La liste des invités était impressionnante. Parmi les participants figuraient des personnalités emblématiques telles que Jawaharlal Nehru, Premier ministre visionnaire de l’Inde ; Gamal Abdel Nasser, l’influent président de l’Égypte, dont la nationalisation du canal de Suez inspirera plus tard une vague d’actions anticoloniales ; et Chou En Lai, le pragmatique Premier ministre et ministre des Affaires étrangères de la République populaire de Chine. Les invités représentaient des pays qui s’étaient débarrassés des chaînes du colonialisme, mais aussi des nations qui luttaient encore pour leur liberté.
L’ordre du jour de la conférence était clair : mettre fin au colonialisme, rejeter les alliances militaires et promouvoir la coopération économique sans ingérence occidentale. La session finale a adopté dix principes, dont le respect de la souveraineté, la non-ingérence dans les affaires intérieures et la coexistence pacifique entre les États.
Ces dix principes ont non seulement servi de boussole morale au monde postcolonial naissant, mais ont également constitué la base du futur Mouvement des pays non alignés (MNA). Les idées qui ont germé à Bandung ont été développées lors de la première conférence des pays non alignés en 1961 à Belgrade et ont finalement abouti à la création du Groupe des 77 (G77) au sein des Nations unies.

Consigne
Rédigez la suite du passage sur la conférence de Bandung, en enchaînant directement après sa dernière phrase.

Lignes répertoriées

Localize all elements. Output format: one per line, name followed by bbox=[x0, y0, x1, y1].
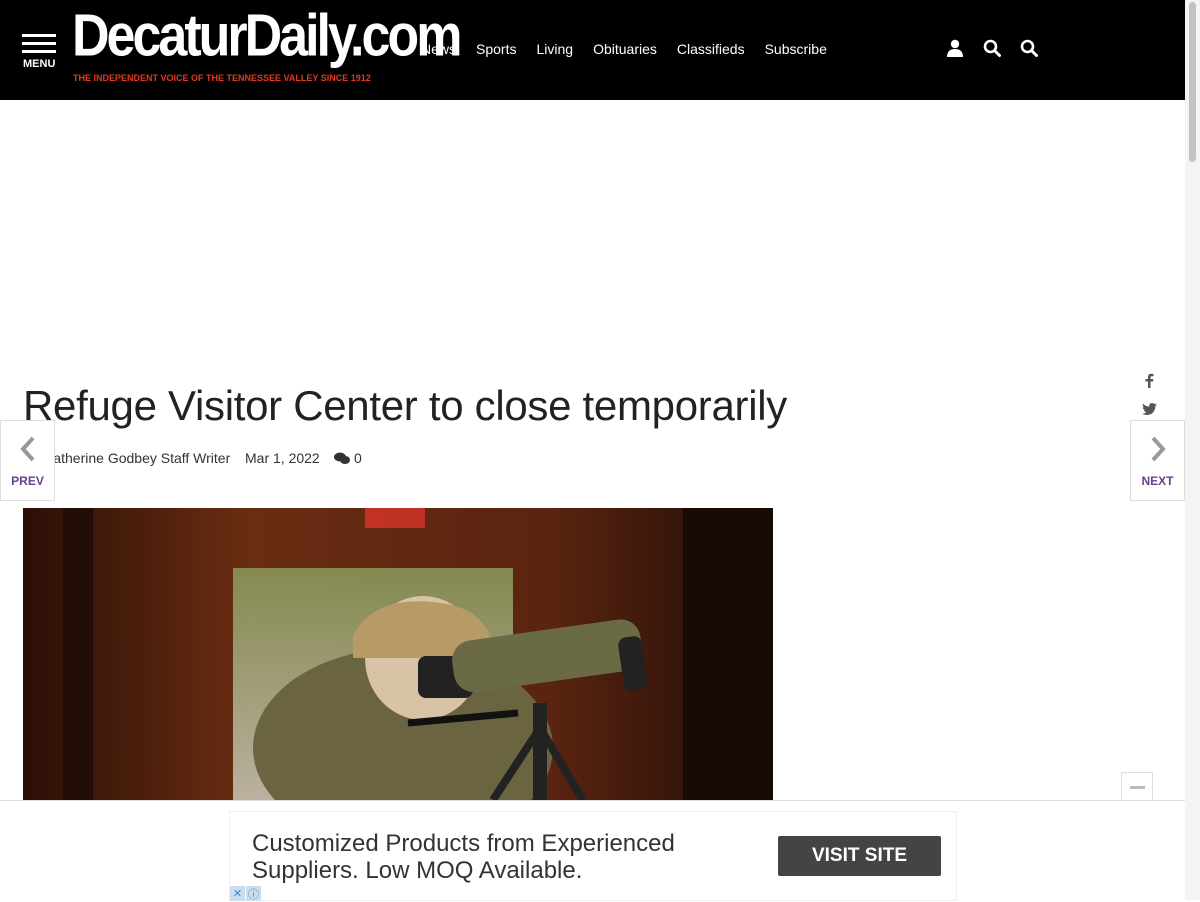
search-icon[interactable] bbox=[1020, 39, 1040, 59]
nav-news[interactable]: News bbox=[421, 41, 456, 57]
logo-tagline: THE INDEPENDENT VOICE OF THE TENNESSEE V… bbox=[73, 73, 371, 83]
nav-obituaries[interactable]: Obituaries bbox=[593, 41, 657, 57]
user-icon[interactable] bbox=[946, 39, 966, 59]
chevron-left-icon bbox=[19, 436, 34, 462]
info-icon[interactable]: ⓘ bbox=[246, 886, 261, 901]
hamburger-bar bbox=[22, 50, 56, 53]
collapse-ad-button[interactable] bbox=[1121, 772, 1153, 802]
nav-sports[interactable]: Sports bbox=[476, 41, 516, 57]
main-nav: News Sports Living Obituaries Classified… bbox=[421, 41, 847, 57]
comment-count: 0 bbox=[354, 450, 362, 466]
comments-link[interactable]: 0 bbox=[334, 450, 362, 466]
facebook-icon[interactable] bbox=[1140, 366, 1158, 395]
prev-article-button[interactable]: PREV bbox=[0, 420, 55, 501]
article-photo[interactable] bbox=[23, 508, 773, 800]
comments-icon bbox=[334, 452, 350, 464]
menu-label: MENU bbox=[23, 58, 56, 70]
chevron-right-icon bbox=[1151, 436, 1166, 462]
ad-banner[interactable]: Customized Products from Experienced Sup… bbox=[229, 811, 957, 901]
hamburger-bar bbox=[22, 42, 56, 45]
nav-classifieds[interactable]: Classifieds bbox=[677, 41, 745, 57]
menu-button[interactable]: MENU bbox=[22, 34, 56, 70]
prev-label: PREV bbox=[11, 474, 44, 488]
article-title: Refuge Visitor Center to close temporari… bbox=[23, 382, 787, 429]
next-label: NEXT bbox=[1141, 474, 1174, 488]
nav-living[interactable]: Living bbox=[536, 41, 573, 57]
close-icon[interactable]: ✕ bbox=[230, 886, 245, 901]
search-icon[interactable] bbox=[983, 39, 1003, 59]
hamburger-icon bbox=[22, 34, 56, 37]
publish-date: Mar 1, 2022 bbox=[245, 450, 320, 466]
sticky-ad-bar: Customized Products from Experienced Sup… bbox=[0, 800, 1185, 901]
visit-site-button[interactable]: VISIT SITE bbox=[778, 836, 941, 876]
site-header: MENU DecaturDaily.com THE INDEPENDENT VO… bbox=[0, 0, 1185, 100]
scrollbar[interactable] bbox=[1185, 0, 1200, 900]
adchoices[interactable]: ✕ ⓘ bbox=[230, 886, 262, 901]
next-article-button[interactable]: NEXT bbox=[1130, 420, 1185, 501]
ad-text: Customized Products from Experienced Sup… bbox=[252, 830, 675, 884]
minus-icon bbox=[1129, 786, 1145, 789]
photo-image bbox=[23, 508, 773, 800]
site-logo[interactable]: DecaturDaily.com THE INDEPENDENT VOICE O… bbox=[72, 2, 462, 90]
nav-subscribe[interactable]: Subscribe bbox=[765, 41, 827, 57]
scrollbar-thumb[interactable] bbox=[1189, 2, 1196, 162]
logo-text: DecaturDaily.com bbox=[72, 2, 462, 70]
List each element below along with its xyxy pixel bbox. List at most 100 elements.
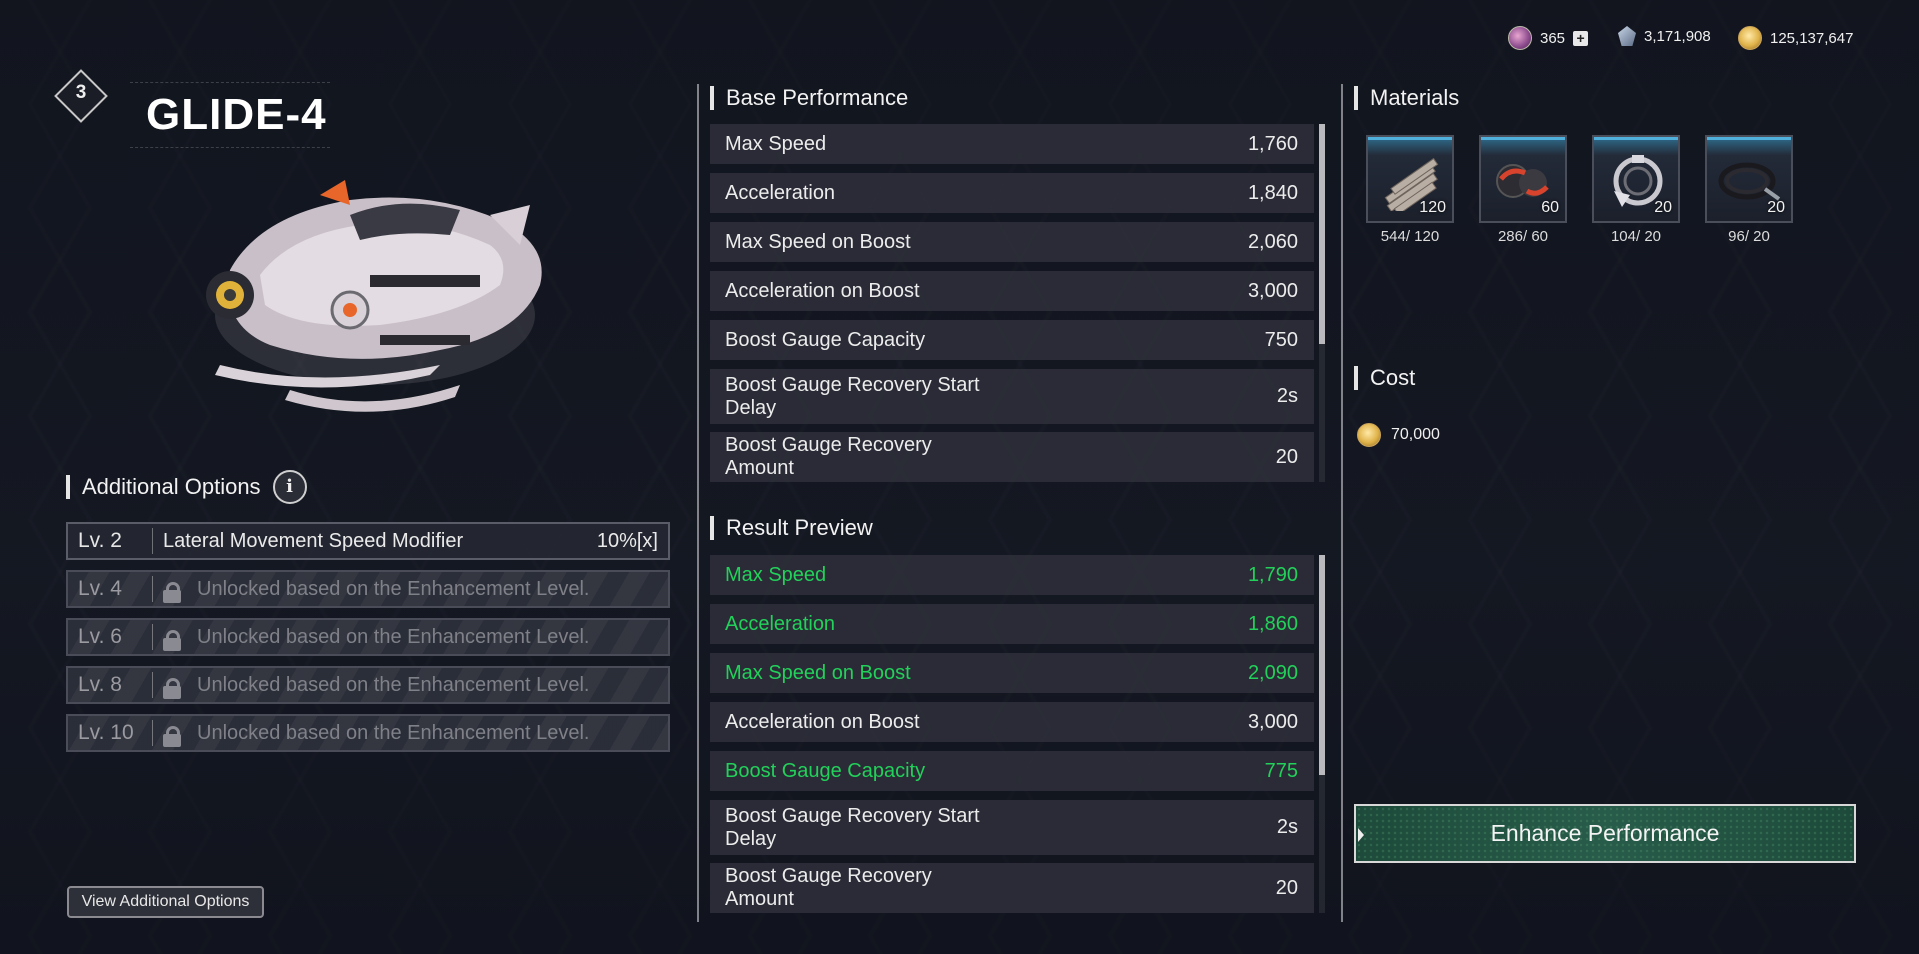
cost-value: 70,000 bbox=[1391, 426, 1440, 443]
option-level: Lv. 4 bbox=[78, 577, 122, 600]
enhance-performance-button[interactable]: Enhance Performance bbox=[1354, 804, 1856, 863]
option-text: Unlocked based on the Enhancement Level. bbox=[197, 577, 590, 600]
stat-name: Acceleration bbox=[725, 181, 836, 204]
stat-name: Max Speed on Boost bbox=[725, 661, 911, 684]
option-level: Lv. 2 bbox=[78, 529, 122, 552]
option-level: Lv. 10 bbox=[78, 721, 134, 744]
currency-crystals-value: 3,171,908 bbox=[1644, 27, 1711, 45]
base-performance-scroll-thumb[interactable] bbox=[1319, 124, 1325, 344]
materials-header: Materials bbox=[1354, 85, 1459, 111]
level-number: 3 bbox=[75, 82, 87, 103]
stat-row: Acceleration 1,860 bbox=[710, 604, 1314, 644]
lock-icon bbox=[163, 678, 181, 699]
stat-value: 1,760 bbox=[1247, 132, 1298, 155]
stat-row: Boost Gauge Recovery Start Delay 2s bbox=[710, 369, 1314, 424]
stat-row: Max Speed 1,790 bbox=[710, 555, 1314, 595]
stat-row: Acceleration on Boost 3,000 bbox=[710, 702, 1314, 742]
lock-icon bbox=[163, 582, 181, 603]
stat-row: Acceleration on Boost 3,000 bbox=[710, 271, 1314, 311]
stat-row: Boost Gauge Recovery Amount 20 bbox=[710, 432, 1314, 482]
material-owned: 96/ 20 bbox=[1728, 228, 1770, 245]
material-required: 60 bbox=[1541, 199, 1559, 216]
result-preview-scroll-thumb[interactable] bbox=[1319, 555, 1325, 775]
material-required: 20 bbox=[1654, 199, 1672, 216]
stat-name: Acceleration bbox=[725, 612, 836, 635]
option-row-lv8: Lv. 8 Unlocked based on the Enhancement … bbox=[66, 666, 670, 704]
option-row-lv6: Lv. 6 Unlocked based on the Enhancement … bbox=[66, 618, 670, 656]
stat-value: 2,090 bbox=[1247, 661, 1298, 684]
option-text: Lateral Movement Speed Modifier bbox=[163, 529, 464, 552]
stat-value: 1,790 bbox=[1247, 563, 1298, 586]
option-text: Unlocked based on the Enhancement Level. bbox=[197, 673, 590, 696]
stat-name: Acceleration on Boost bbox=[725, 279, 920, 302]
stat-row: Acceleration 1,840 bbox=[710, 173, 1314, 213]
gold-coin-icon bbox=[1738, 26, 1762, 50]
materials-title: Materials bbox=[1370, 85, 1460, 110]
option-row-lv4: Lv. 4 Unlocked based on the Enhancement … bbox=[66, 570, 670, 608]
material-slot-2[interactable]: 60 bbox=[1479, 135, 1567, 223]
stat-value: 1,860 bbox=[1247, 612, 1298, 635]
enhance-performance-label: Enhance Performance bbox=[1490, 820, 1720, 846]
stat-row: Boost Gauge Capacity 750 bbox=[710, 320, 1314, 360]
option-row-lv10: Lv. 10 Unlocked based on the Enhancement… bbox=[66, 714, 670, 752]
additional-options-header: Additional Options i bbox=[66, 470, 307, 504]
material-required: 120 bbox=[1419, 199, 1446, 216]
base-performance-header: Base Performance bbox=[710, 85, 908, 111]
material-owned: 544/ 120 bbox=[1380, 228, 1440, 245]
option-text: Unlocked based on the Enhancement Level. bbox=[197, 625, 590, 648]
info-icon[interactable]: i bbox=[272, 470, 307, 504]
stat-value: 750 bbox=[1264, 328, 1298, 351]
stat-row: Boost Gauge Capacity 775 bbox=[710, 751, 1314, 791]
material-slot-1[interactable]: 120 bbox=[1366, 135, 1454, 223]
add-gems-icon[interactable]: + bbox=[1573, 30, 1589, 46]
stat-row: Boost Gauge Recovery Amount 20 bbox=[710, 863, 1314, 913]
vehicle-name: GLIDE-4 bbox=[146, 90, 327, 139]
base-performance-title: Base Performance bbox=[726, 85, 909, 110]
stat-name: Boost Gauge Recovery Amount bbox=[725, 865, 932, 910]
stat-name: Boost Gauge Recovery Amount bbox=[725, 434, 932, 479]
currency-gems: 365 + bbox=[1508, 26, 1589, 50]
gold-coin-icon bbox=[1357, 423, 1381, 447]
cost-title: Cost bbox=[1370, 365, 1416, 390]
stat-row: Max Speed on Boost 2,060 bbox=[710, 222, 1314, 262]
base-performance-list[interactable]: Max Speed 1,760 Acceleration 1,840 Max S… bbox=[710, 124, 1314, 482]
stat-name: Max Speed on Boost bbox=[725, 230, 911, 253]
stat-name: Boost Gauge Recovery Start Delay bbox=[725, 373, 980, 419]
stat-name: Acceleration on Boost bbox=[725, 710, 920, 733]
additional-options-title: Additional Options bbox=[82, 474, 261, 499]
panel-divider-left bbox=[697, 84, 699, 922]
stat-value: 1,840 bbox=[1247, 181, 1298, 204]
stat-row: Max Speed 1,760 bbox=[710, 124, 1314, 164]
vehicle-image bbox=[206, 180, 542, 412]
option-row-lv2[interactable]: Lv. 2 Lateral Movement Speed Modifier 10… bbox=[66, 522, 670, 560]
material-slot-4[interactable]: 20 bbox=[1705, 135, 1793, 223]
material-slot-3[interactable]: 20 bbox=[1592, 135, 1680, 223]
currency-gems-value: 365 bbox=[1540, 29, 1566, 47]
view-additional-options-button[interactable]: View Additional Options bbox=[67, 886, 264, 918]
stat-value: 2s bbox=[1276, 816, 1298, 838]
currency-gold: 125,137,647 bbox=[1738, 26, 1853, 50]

Résultat obtenu
Le « Spirit of Bandung »
Dans son mémorable discours inaugural, le président Sukarno a lancé une métaphore puissante et durable : le « Spirit of Bandung » (lʼesprit de Bandung). Il a souligné l’importance historique de ce moment et la présence de « l’esprit immortel, indomptable et invincible de ceux qui nous ont précédés. Leur lutte et leur sacrifice ont ouvert la voie à cette réunion des plus hauts représentants des nations indépendantes et souveraines de deux des plus grands continents du monde ».
L’impact réel de Bandung est allé au-delà des déclarations diplomatiques. Dans les couloirs du « Gedung Merdeka », les révolutionnaires ont tissé des liens qui allaient changer le cours du 20e siècle. Les dirigeants africains y ont trouvé un soutien à leur lutte pour la liberté. Et surtout, à Bandung, un message a été envoyé au monde : l’époque de la domination coloniale était révolue.
« Bandung est une menace pour le travail de civilisation belge »
En Belgique, qui dirigeait alors encore le Congo d’une main de fer, la conférence de Bandung a été accueillie avec consternation. Les journaux coloniaux ont mis en garde contre les « idées dangereuses » susceptibles de compromettre la stabilité au Congo, et la conférence a souvent été présentée comme « anti-occidentale ». D’autres journaux ont joué la carte de l’anticommunisme. « Bandung est le jouet de Moscou et de Pékin », écrivait la Gazet van Antwerpen.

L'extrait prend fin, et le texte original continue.